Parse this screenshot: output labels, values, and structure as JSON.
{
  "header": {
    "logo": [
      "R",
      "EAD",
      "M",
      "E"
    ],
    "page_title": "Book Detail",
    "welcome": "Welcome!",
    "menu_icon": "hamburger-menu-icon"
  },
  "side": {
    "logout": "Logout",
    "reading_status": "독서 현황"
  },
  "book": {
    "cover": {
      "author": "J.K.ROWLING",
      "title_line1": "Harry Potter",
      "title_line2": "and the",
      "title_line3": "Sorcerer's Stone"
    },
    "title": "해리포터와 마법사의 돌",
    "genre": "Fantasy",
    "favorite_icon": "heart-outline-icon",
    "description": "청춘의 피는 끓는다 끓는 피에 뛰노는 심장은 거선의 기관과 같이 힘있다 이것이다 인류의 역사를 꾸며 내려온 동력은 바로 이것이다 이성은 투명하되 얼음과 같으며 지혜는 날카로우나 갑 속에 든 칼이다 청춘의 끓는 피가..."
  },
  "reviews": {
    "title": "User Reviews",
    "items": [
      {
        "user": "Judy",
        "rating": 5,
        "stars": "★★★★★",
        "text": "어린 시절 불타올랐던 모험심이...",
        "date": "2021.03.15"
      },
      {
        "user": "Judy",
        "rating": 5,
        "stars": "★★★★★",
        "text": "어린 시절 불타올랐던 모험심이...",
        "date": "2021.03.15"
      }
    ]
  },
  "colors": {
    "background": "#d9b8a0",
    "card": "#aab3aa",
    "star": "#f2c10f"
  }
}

» **Exercise aim**: Print again each line of the listing above, exactly as it appears.

» **Task result**:
Parse this screenshot: output labels, values, and structure as JSON.
{
  "header": {
    "logo": [
      "R",
      "EAD",
      "M",
      "E"
    ],
    "page_title": "Book Detail",
    "welcome": "Welcome!",
    "menu_icon": "hamburger-menu-icon"
  },
  "side": {
    "logout": "Logout",
    "reading_status": "독서 현황"
  },
  "book": {
    "cover": {
      "author": "J.K.ROWLING",
      "title_line1": "Harry Potter",
      "title_line2": "and the",
      "title_line3": "Sorcerer's Stone"
    },
    "title": "해리포터와 마법사의 돌",
    "genre": "Fantasy",
    "favorite_icon": "heart-outline-icon",
    "description": "청춘의 피는 끓는다 끓는 피에 뛰노는 심장은 거선의 기관과 같이 힘있다 이것이다 인류의 역사를 꾸며 내려온 동력은 바로 이것이다 이성은 투명하되 얼음과 같으며 지혜는 날카로우나 갑 속에 든 칼이다 청춘의 끓는 피가..."
  },
  "reviews": {
    "title": "User Reviews",
    "items": [
      {
        "user": "Judy",
        "rating": 5,
        "stars": "★★★★★",
        "text": "어린 시절 불타올랐던 모험심이...",
        "date": "2021.03.15"
      },
      {
        "user": "Judy",
        "rating": 5,
        "stars": "★★★★★",
        "text": "어린 시절 불타올랐던 모험심이...",
        "date": "2021.03.15"
      }
    ]
  },
  "colors": {
    "background": "#d9b8a0",
    "card": "#aab3aa",
    "star": "#f2c10f"
  }
}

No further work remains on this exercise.